**WRITTEN REQUEST**
Can you write out every item below word for word, leaving out the pictures?

**ENTRIES SUPPLIED**
= = = = =
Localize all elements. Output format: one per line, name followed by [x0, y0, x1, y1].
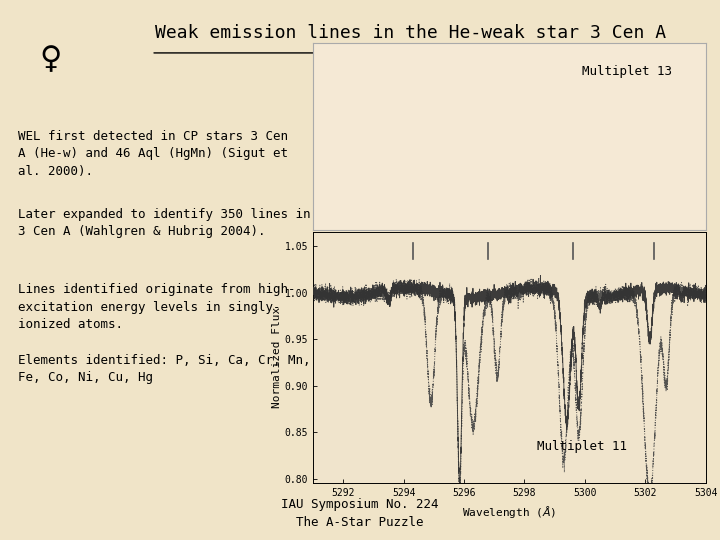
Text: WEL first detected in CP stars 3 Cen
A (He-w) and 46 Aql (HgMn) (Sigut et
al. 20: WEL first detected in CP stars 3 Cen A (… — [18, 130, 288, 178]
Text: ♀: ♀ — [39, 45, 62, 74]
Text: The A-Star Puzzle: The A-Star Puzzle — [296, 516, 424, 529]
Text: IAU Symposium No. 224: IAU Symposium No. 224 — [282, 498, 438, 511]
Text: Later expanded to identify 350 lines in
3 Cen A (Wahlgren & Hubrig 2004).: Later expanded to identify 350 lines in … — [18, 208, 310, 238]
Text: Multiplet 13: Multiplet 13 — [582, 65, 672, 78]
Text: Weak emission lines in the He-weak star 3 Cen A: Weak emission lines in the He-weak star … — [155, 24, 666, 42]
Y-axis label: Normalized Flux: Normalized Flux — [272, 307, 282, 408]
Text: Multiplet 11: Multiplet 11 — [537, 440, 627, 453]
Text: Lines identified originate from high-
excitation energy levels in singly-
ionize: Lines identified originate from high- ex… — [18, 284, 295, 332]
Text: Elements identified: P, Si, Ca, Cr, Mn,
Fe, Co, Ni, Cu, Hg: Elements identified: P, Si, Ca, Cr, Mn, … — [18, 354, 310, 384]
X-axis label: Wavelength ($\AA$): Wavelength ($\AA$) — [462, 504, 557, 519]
= = = = =
**RESULT**
Localize all elements. Output format: one per line, name followed by [x0, y0, x1, y1].
Text: WEL first detected in CP stars 3 Cen
A (He-w) and 46 Aql (HgMn) (Sigut et
al. 20: WEL first detected in CP stars 3 Cen A (… — [18, 130, 288, 178]
Text: ♀: ♀ — [39, 45, 62, 74]
Text: The A-Star Puzzle: The A-Star Puzzle — [296, 516, 424, 529]
Text: IAU Symposium No. 224: IAU Symposium No. 224 — [282, 498, 438, 511]
Text: Later expanded to identify 350 lines in
3 Cen A (Wahlgren & Hubrig 2004).: Later expanded to identify 350 lines in … — [18, 208, 310, 238]
Text: Multiplet 13: Multiplet 13 — [582, 65, 672, 78]
Text: Weak emission lines in the He-weak star 3 Cen A: Weak emission lines in the He-weak star … — [155, 24, 666, 42]
Y-axis label: Normalized Flux: Normalized Flux — [272, 307, 282, 408]
Text: Multiplet 11: Multiplet 11 — [537, 440, 627, 453]
Text: Lines identified originate from high-
excitation energy levels in singly-
ionize: Lines identified originate from high- ex… — [18, 284, 295, 332]
Text: Elements identified: P, Si, Ca, Cr, Mn,
Fe, Co, Ni, Cu, Hg: Elements identified: P, Si, Ca, Cr, Mn, … — [18, 354, 310, 384]
X-axis label: Wavelength ($\AA$): Wavelength ($\AA$) — [462, 504, 557, 519]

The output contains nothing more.